— TASK TO COMPLETE —
Take each line containing "Thomas" and report it exactly as written.

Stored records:

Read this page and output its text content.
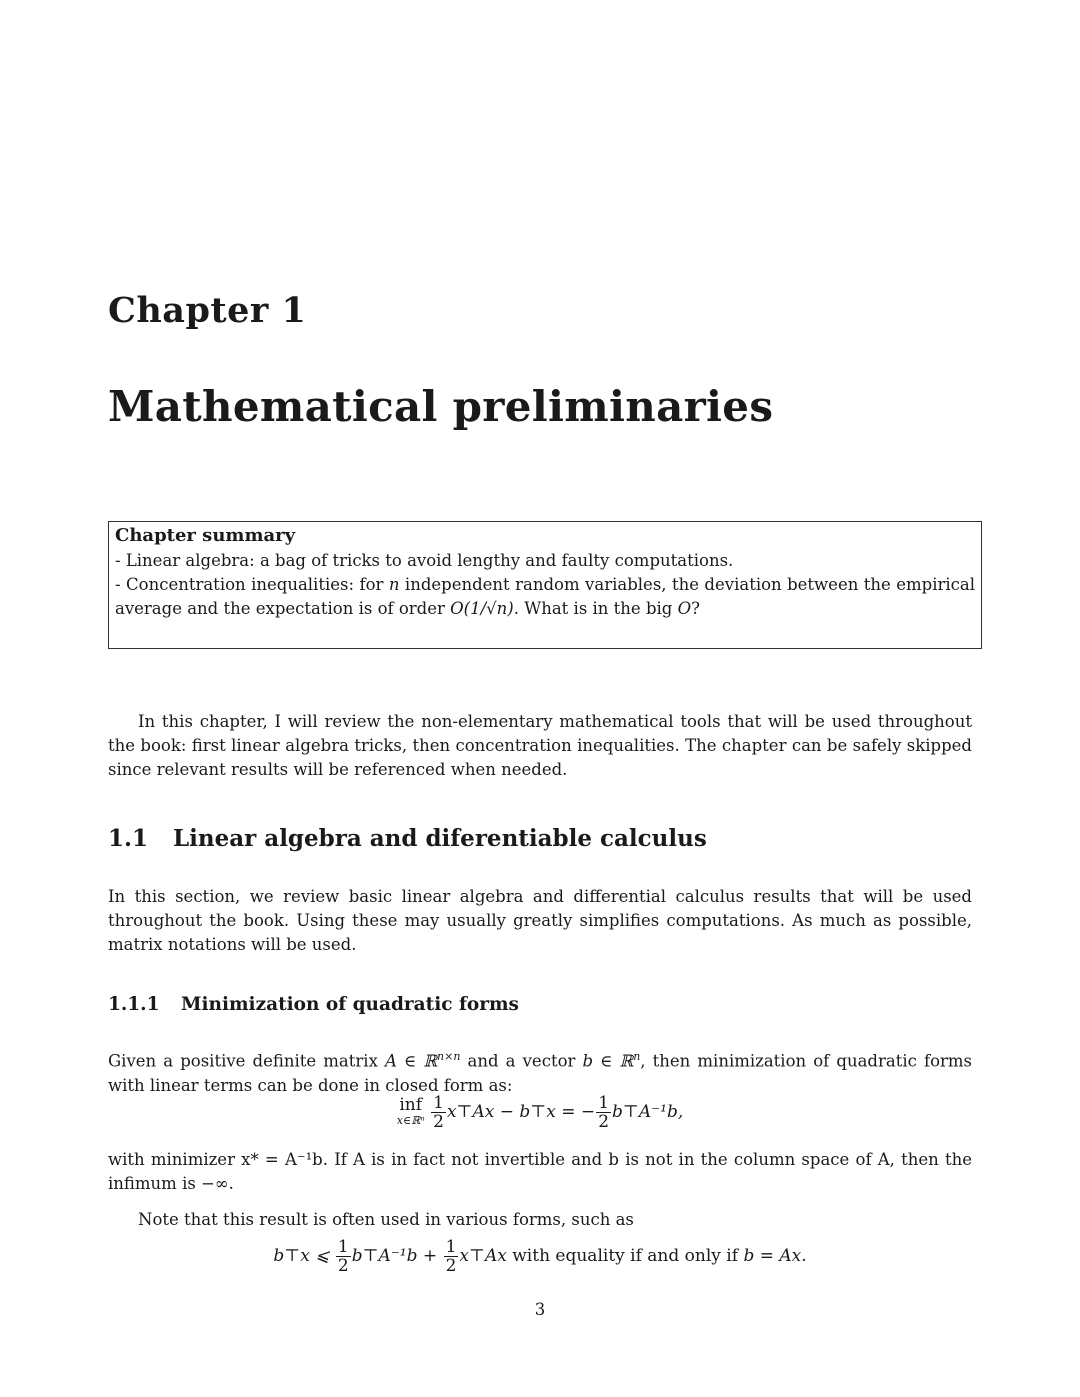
Chapter 1
Mathematical preliminaries

Chapter summary

- Linear algebra: a bag of tricks to avoid lengthy and faulty computations.

- Concentration inequalities: for n independent random variables, the deviation between the empirical average and the expectation is of order O(1/√n). What is in the big O?

In this chapter, I will review the non-elementary mathematical tools that will be used throughout the book: first linear algebra tricks, then concentration inequalities. The chapter can be safely skipped since relevant results will be referenced when needed.

1.1 Linear algebra and diferentiable calculus

In this section, we review basic linear algebra and differential calculus results that will be used throughout the book. Using these may usually greatly simplifies computations. As much as possible, matrix notations will be used.

1.1.1 Minimization of quadratic forms

Given a positive definite matrix A ∈ ℝ$^{n\times n}$ and a vector b ∈ ℝ$^n$, then minimization of quadratic forms with linear terms can be done in closed form as:

inf
x∈ℝⁿ
$\frac{1}{2}$ x⊤Ax − b⊤x = − $\frac{1}{2}$ b⊤A⁻¹b,

with minimizer x* = A⁻¹b. If A is in fact not invertible and b is not in the column space of A, then the infimum is −∞.

Note that this result is often used in various forms, such as

b⊤x ⩽ $\frac{1}{2}$ b⊤A⁻¹b + $\frac{1}{2}$ x⊤Ax with equality if and only if b = Ax.

3
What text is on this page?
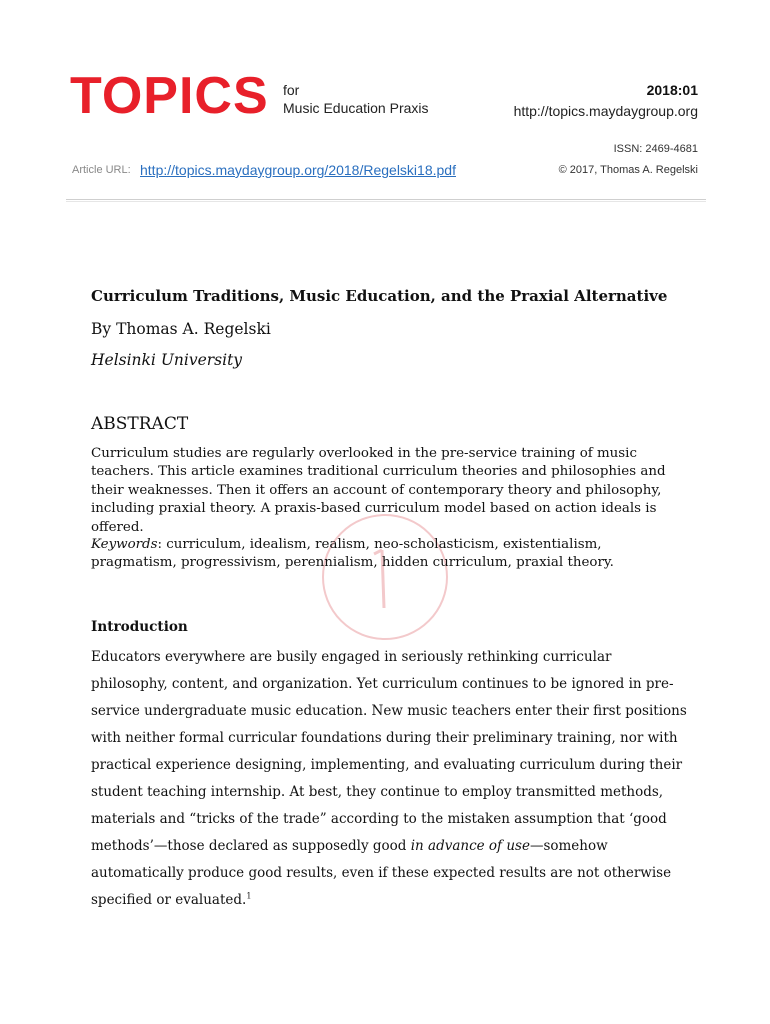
TOPICS for
Music Education Praxis
2018:01
http://topics.maydaygroup.org
ISSN: 2469-4681
© 2017, Thomas A. Regelski
Article URL: http://topics.maydaygroup.org/2018/Regelski18.pdf
Curriculum Traditions, Music Education, and the Praxial Alternative
By Thomas A. Regelski
Helsinki University
ABSTRACT

Curriculum studies are regularly overlooked in the pre-service training of music teachers. This article examines traditional curriculum theories and philosophies and their weaknesses. Then it offers an account of contemporary theory and philosophy, including praxial theory. A praxis-based curriculum model based on action ideals is offered.

Keywords: curriculum, idealism, realism, neo-scholasticism, existentialism, pragmatism, progressivism, perennialism, hidden curriculum, praxial theory.

Introduction

Educators everywhere are busily engaged in seriously rethinking curricular philosophy, content, and organization. Yet curriculum continues to be ignored in pre-service undergraduate music education. New music teachers enter their first positions with neither formal curricular foundations during their preliminary training, nor with practical experience designing, implementing, and evaluating curriculum during their student teaching internship. At best, they continue to employ transmitted methods, materials and “tricks of the trade” according to the mistaken assumption that ‘good methods’—those declared as supposedly good in advance of use—somehow automatically produce good results, even if these expected results are not otherwise specified or evaluated.$^1$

— EXERCISE ANSWER —
© 2017, Thomas A. Regelski
By Thomas A. Regelski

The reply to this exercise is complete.